## Data excerpts
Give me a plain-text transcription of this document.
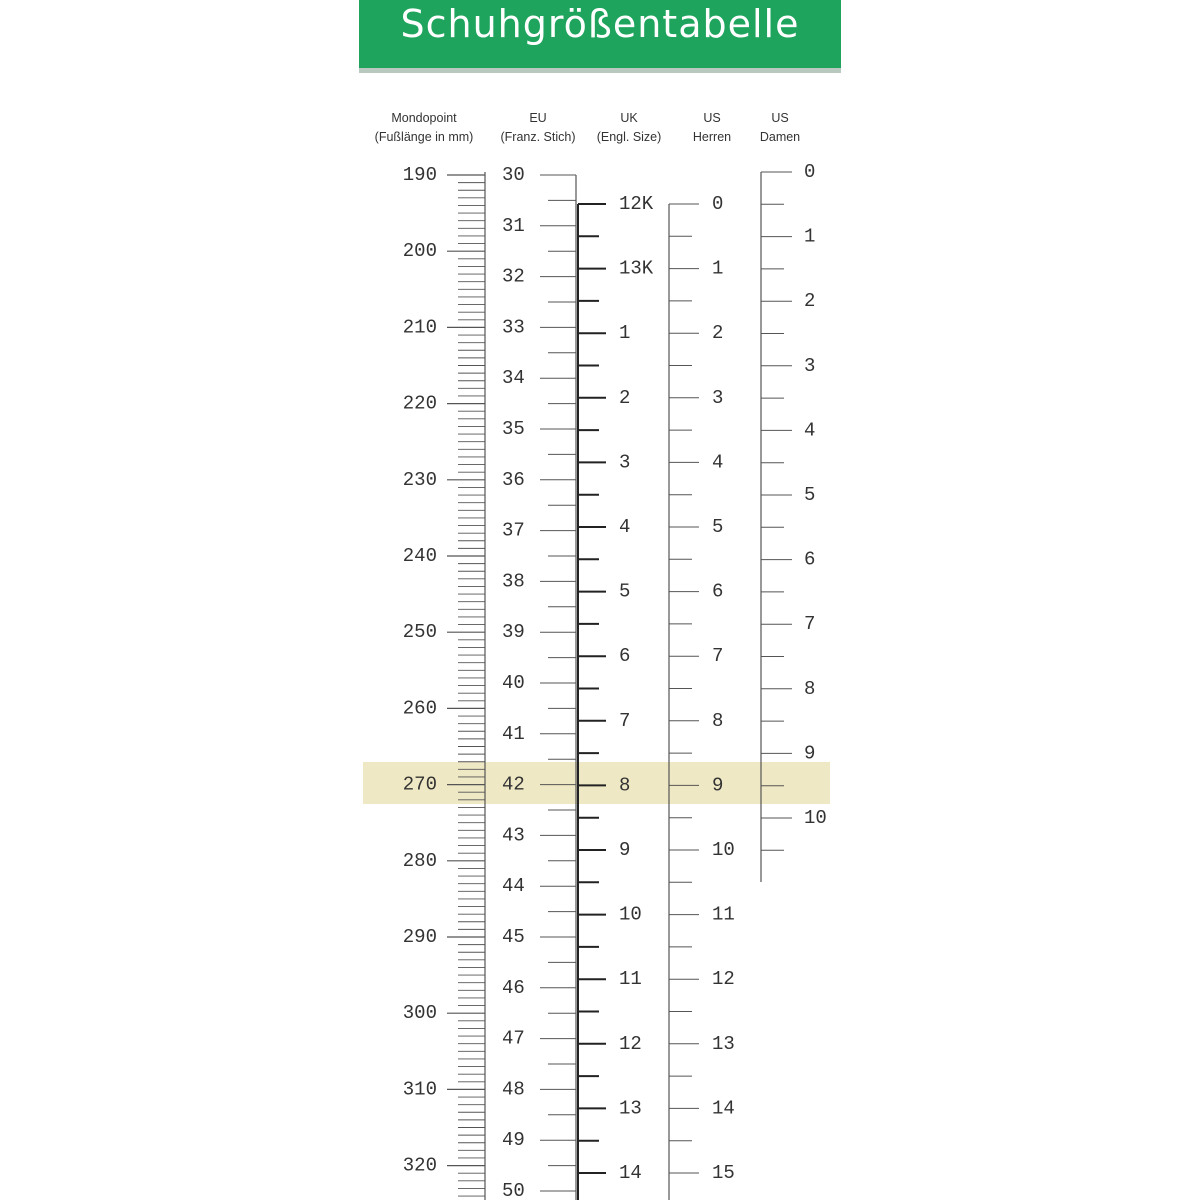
Schuhgrößentabelle
Mondopoint
(Fußlänge in mm)
EU
(Franz. Stich)
UK
(Engl. Size)
US
Herren
US
Damen
190
200
210
220
230
240
250
260
270
280
290
300
310
320
30
31
32
33
34
35
36
37
38
39
40
41
42
43
44
45
46
47
48
49
50
12K
13K
1
2
3
4
5
6
7
8
9
10
11
12
13
14
0
1
2
3
4
5
6
7
8
9
10
11
12
13
14
15
0
1
2
3
4
5
6
7
8
9
10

## Required task
Print the full listing exactly, dropping the pictures.

## The completed task
Give me a plain-text transcription of this document.
Schuhgrößentabelle
Mondopoint
(Fußlänge in mm)
EU
(Franz. Stich)
UK
(Engl. Size)
US
Herren
US
Damen
190
200
210
220
230
240
250
260
270
280
290
300
310
320
30
31
32
33
34
35
36
37
38
39
40
41
42
43
44
45
46
47
48
49
50
12K
13K
1
2
3
4
5
6
7
8
9
10
11
12
13
14
0
1
2
3
4
5
6
7
8
9
10
11
12
13
14
15
0
1
2
3
4
5
6
7
8
9
10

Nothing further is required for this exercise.